◆ Records from a data collection:
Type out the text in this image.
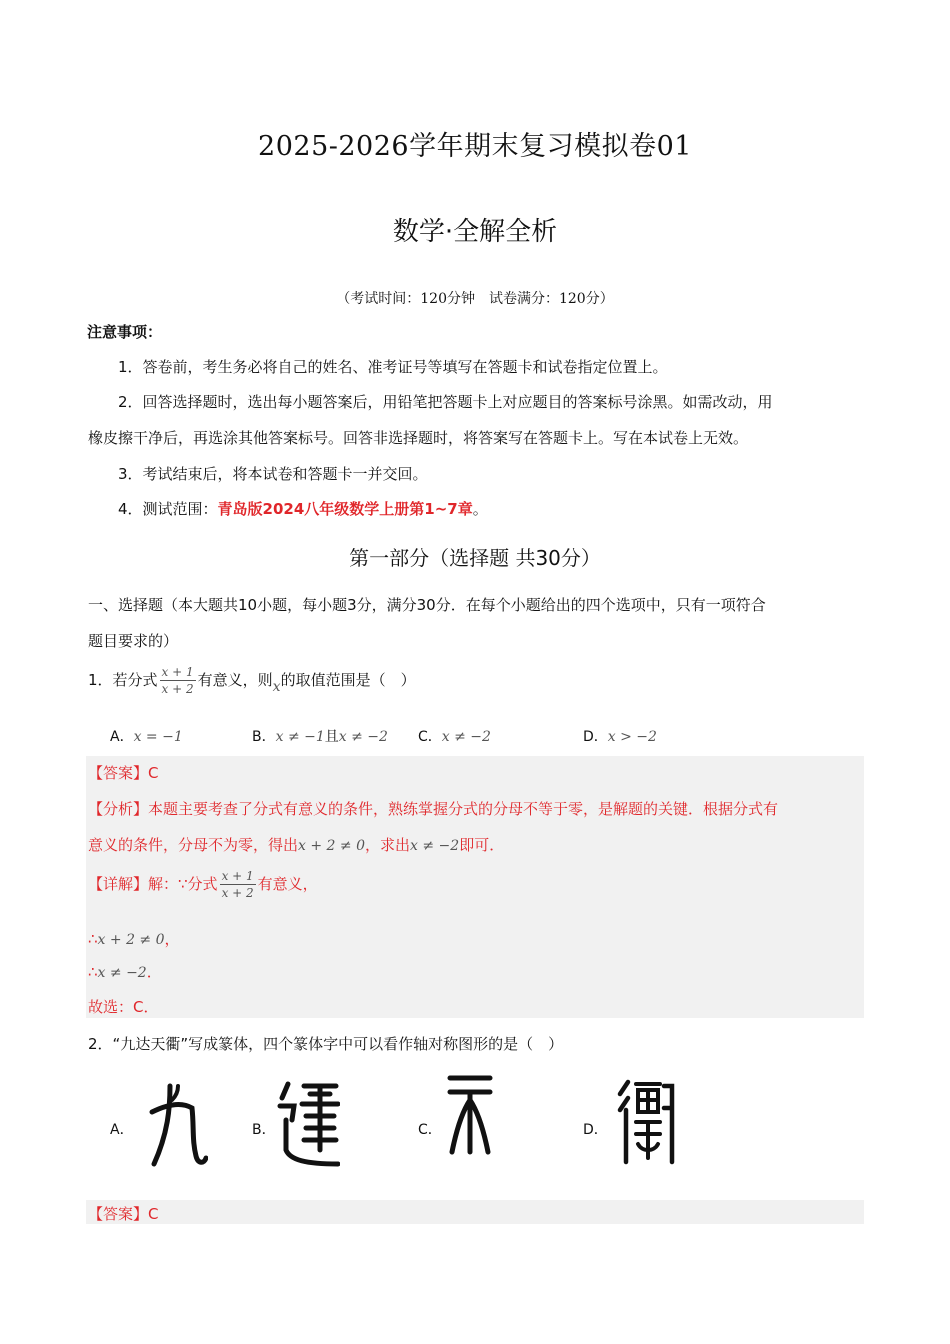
2025-2026学年期末复习模拟卷01
数学·全解全析
（考试时间：120分钟　试卷满分：120分）
注意事项：
1．答卷前，考生务必将自己的姓名、准考证号等填写在答题卡和试卷指定位置上。
2．回答选择题时，选出每小题答案后，用铅笔把答题卡上对应题目的答案标号涂黑。如需改动，用
橡皮擦干净后，再选涂其他答案标号。回答非选择题时，将答案写在答题卡上。写在本试卷上无效。
3．考试结束后，将本试卷和答题卡一并交回。
4．测试范围：青岛版2024八年级数学上册第1~7章。
第一部分（选择题 共30分）
一、选择题（本大题共10小题，每小题3分，满分30分．在每个小题给出的四个选项中，只有一项符合
题目要求的）
1．若分式 $\frac{x + 1}{x + 2}$ 有意义，则x的取值范围是（　）
A．x = −1	B．x ≠ −1且x ≠ −2 C．x ≠ −2	D．x > −2
【答案】C
【分析】本题主要考查了分式有意义的条件，熟练掌握分式的分母不等于零，是解题的关键．根据分式有
意义的条件，分母不为零，得出x + 2 ≠ 0，求出x ≠ −2即可．
【详解】解：∵分式 $\frac{x + 1}{x + 2}$ 有意义，
∴x + 2 ≠ 0，
∴x ≠ −2．
故选：C．
2．“九达天衢”写成篆体，四个篆体字中可以看作轴对称图形的是（　）
A．	B．	C．	D．
【答案】C
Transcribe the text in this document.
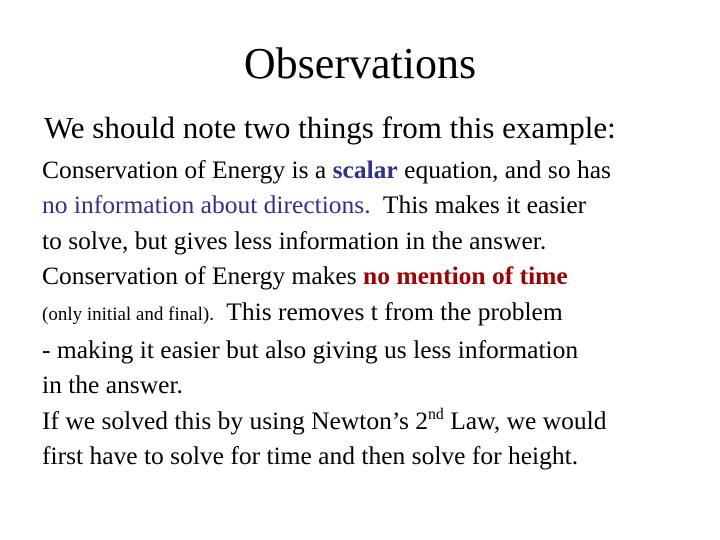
Observations
We should note two things from this example:
Conservation of Energy is a scalar equation, and so has
no information about directions.  This makes it easier
to solve, but gives less information in the answer.
Conservation of Energy makes no mention of time
(only initial and final).  This removes t from the problem
- making it easier but also giving us less information
in the answer.
If we solved this by using Newton’s 2nd Law, we would
first have to solve for time and then solve for height.
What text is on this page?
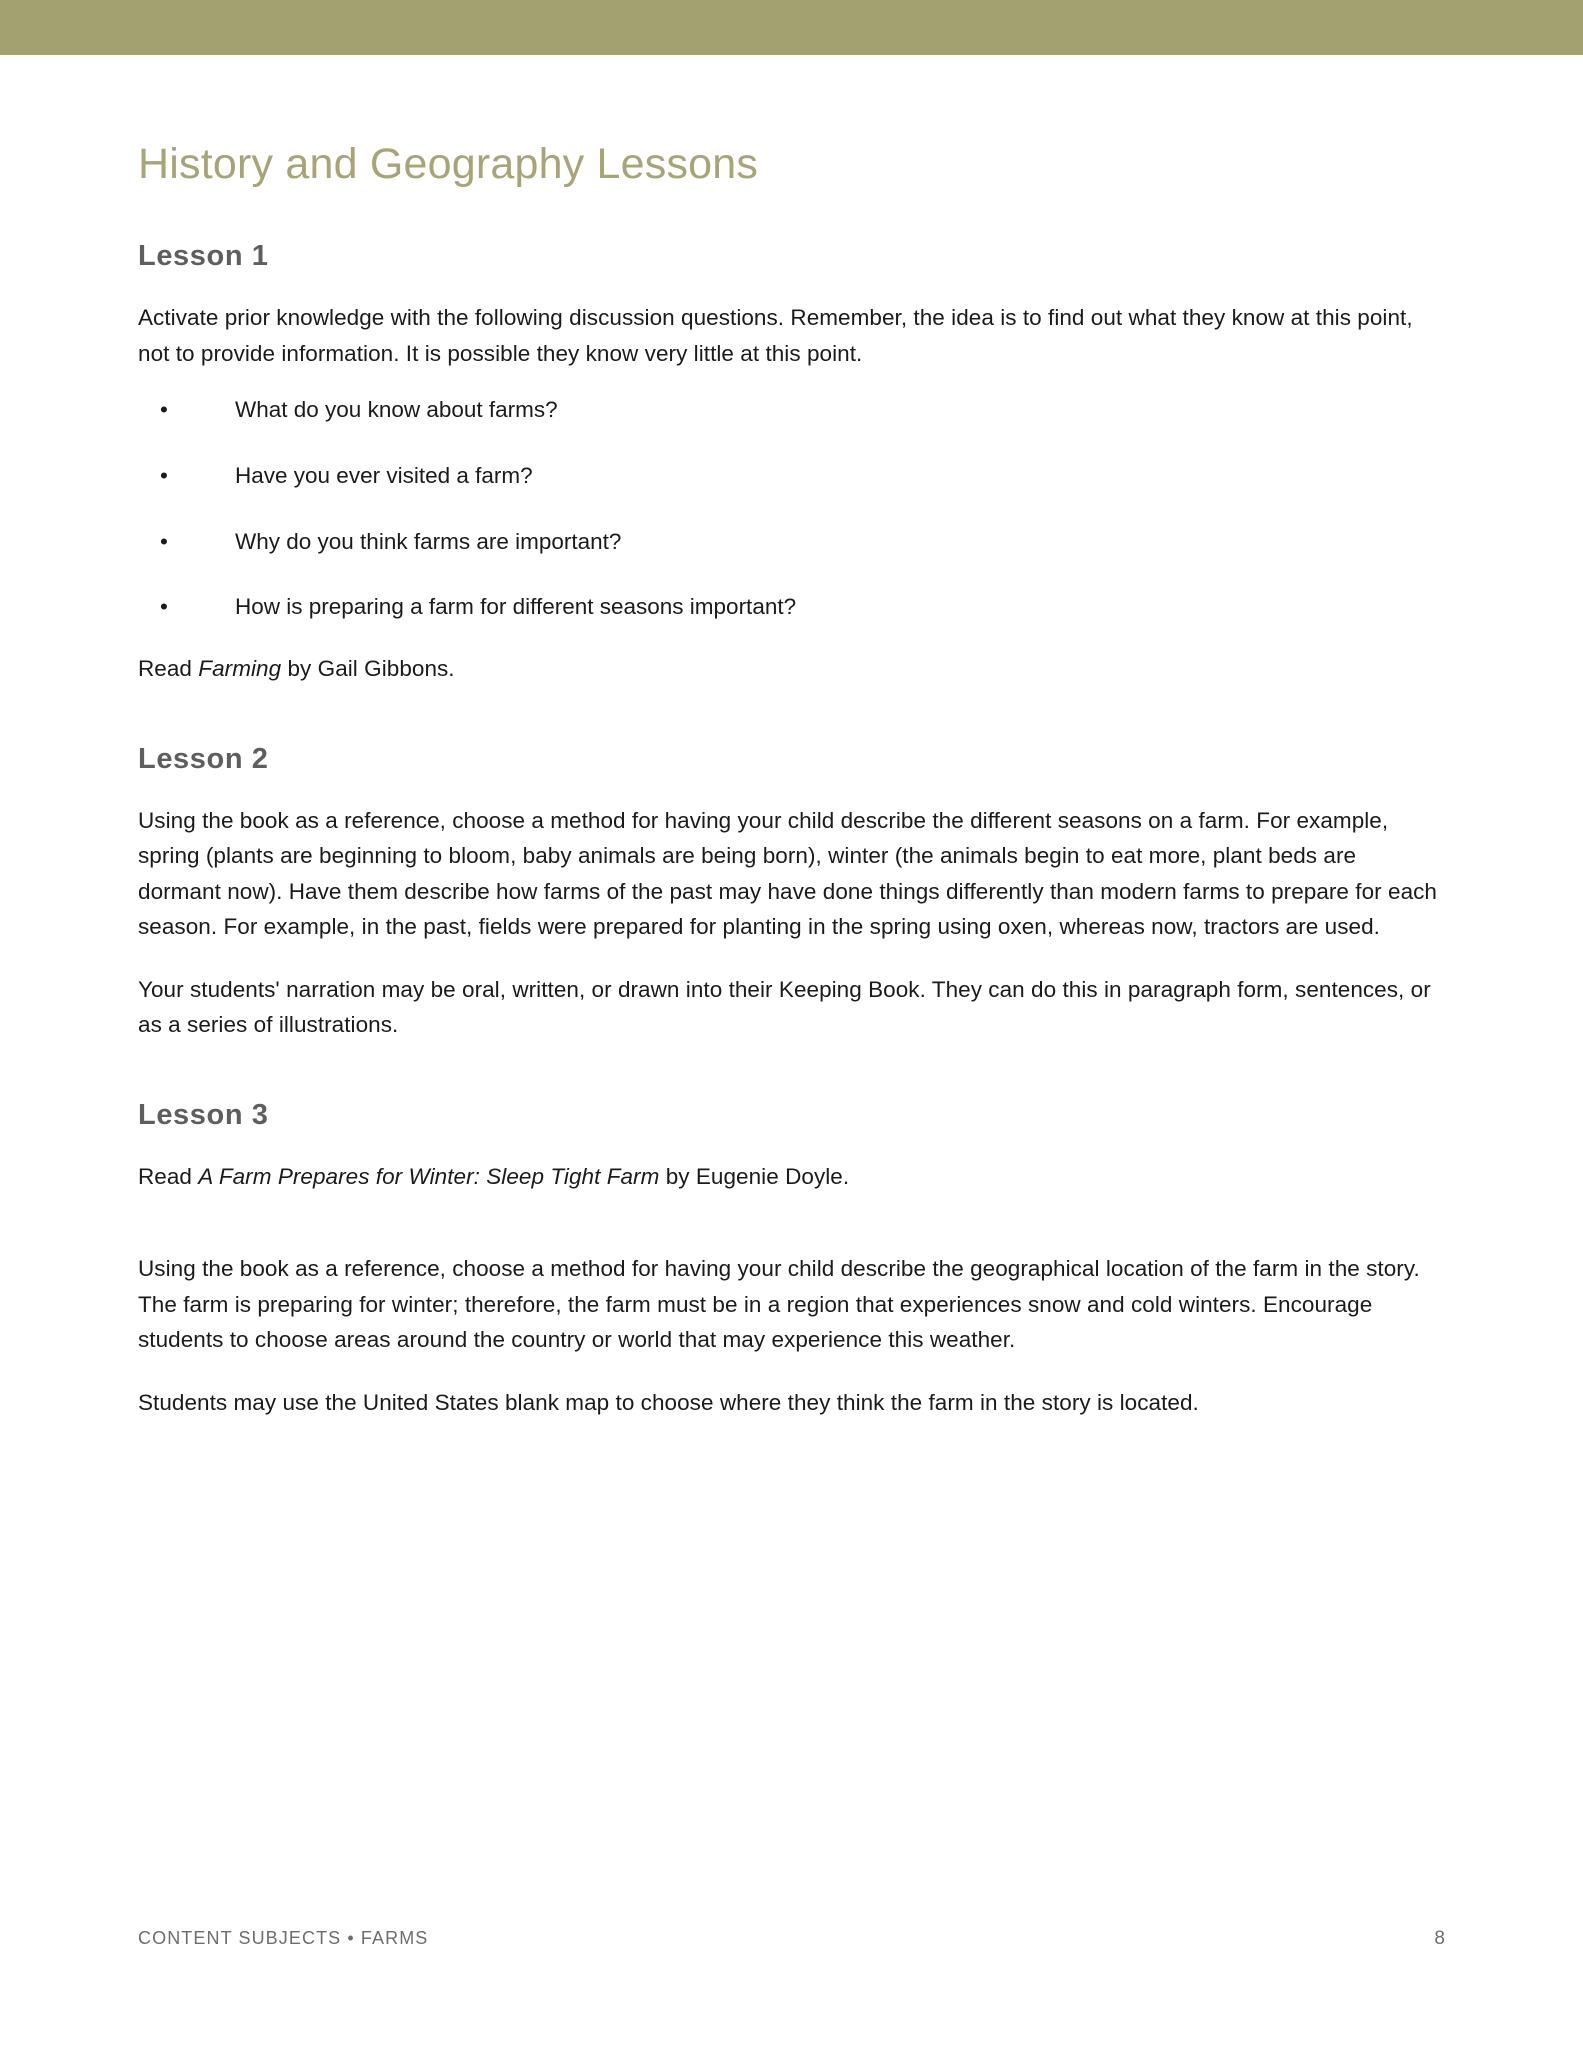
History and Geography Lessons
Lesson 1

Activate prior knowledge with the following discussion questions. Remember, the idea is to find out what they know at this point, not to provide information. It is possible they know very little at this point.

•	What do you know about farms?
•	Have you ever visited a farm?
•	Why do you think farms are important?
•	How is preparing a farm for different seasons important?

Read Farming by Gail Gibbons.

Lesson 2

Using the book as a reference, choose a method for having your child describe the different seasons on a farm. For example, spring (plants are beginning to bloom, baby animals are being born), winter (the animals begin to eat more, plant beds are dormant now). Have them describe how farms of the past may have done things differently than modern farms to prepare for each season. For example, in the past, fields were prepared for planting in the spring using oxen, whereas now, tractors are used.

Your students' narration may be oral, written, or drawn into their Keeping Book. They can do this in paragraph form, sentences, or as a series of illustrations.

Lesson 3

Read A Farm Prepares for Winter: Sleep Tight Farm by Eugenie Doyle.

Using the book as a reference, choose a method for having your child describe the geographical location of the farm in the story. The farm is preparing for winter; therefore, the farm must be in a region that experiences snow and cold winters. Encourage students to choose areas around the country or world that may experience this weather.

Students may use the United States blank map to choose where they think the farm in the story is located.

CONTENT SUBJECTS • FARMS	8
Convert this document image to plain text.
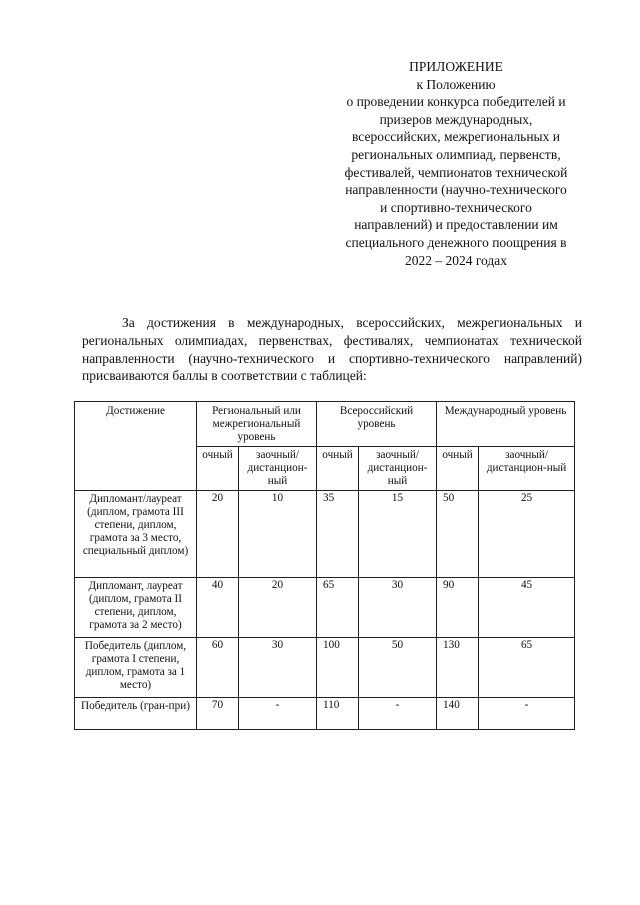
ПРИЛОЖЕНИЕ
к Положению
о проведении конкурса победителей и
призеров международных,
всероссийских, межрегиональных и
региональных олимпиад, первенств,
фестивалей, чемпионатов технической
направленности (научно-технического
и спортивно-технического
направлений) и предоставлении им
специального денежного поощрения в
2022 – 2024 годах
За достижения в международных, всероссийских, межрегиональных и
региональных олимпиадах, первенствах, фестивалях, чемпионатах технической
направленности (научно-технического и спортивно-технического направлений)
присваиваются баллы в соответствии с таблицей:
Достижение	Региональный или межрегиональный уровень		Всероссийский уровень		Международный уровень	
	очный	заочный/ дистанцион-ный	очный	заочный/ дистанцион-ный	очный	заочный/ дистанцион-ный
Дипломант/лауреат (диплом, грамота III степени, диплом, грамота за 3 место, специальный диплом)	20	10	35	15	50	25
Дипломант, лауреат (диплом, грамота II степени, диплом, грамота за 2 место)	40	20	65	30	90	45
Победитель (диплом, грамота I степени, диплом, грамота за 1 место)	60	30	100	50	130	65
Победитель (гран-при)	70	-	110	-	140	-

◆ TASK PROMPT: Copy out the listing exactly as it stands, but not the pictures.

◆ COMPLETE OUTPUT:
Type out the text in this image.
2025-2026学年期末复习模拟卷01
数学·全解全析
（考试时间：120分钟　试卷满分：120分）
注意事项：
1．答卷前，考生务必将自己的姓名、准考证号等填写在答题卡和试卷指定位置上。
2．回答选择题时，选出每小题答案后，用铅笔把答题卡上对应题目的答案标号涂黑。如需改动，用
橡皮擦干净后，再选涂其他答案标号。回答非选择题时，将答案写在答题卡上。写在本试卷上无效。
3．考试结束后，将本试卷和答题卡一并交回。
4．测试范围：青岛版2024八年级数学上册第1~7章。
第一部分（选择题 共30分）
一、选择题（本大题共10小题，每小题3分，满分30分．在每个小题给出的四个选项中，只有一项符合
题目要求的）
1．若分式 $\frac{x + 1}{x + 2}$ 有意义，则x的取值范围是（　）
A．x = −1	B．x ≠ −1且x ≠ −2 C．x ≠ −2	D．x > −2
【答案】C
【分析】本题主要考查了分式有意义的条件，熟练掌握分式的分母不等于零，是解题的关键．根据分式有
意义的条件，分母不为零，得出x + 2 ≠ 0，求出x ≠ −2即可．
【详解】解：∵分式 $\frac{x + 1}{x + 2}$ 有意义，
∴x + 2 ≠ 0，
∴x ≠ −2．
故选：C．
2．“九达天衢”写成篆体，四个篆体字中可以看作轴对称图形的是（　）
A．	B．	C．	D．
【答案】C
Transcribe the text in this document.
Observations
We should note two things from this example:
Conservation of Energy is a scalar equation, and so has
no information about directions.  This makes it easier
to solve, but gives less information in the answer.
Conservation of Energy makes no mention of time
(only initial and final).  This removes t from the problem
- making it easier but also giving us less information
in the answer.
If we solved this by using Newton’s 2nd Law, we would
first have to solve for time and then solve for height.
What text is on this page?
History and Geography Lessons
Lesson 1

Activate prior knowledge with the following discussion questions. Remember, the idea is to find out what they know at this point, not to provide information. It is possible they know very little at this point.

•	What do you know about farms?
•	Have you ever visited a farm?
•	Why do you think farms are important?
•	How is preparing a farm for different seasons important?

Read Farming by Gail Gibbons.

Lesson 2

Using the book as a reference, choose a method for having your child describe the different seasons on a farm. For example, spring (plants are beginning to bloom, baby animals are being born), winter (the animals begin to eat more, plant beds are dormant now). Have them describe how farms of the past may have done things differently than modern farms to prepare for each season. For example, in the past, fields were prepared for planting in the spring using oxen, whereas now, tractors are used.

Your students' narration may be oral, written, or drawn into their Keeping Book. They can do this in paragraph form, sentences, or as a series of illustrations.

Lesson 3

Read A Farm Prepares for Winter: Sleep Tight Farm by Eugenie Doyle.

Using the book as a reference, choose a method for having your child describe the geographical location of the farm in the story. The farm is preparing for winter; therefore, the farm must be in a region that experiences snow and cold winters. Encourage students to choose areas around the country or world that may experience this weather.

Students may use the United States blank map to choose where they think the farm in the story is located.

CONTENT SUBJECTS • FARMS	8
Convert this document image to plain text.
ПРИЛОЖЕНИЕ
к Положению
о проведении конкурса победителей и
призеров международных,
всероссийских, межрегиональных и
региональных олимпиад, первенств,
фестивалей, чемпионатов технической
направленности (научно-технического
и спортивно-технического
направлений) и предоставлении им
специального денежного поощрения в
2022 – 2024 годах
За достижения в международных, всероссийских, межрегиональных и
региональных олимпиадах, первенствах, фестивалях, чемпионатах технической
направленности (научно-технического и спортивно-технического направлений)
присваиваются баллы в соответствии с таблицей:
Достижение	Региональный или межрегиональный уровень		Всероссийский уровень		Международный уровень	
	очный	заочный/ дистанцион-ный	очный	заочный/ дистанцион-ный	очный	заочный/ дистанцион-ный
Дипломант/лауреат (диплом, грамота III степени, диплом, грамота за 3 место, специальный диплом)	20	10	35	15	50	25
Дипломант, лауреат (диплом, грамота II степени, диплом, грамота за 2 место)	40	20	65	30	90	45
Победитель (диплом, грамота I степени, диплом, грамота за 1 место)	60	30	100	50	130	65
Победитель (гран-при)	70	-	110	-	140	-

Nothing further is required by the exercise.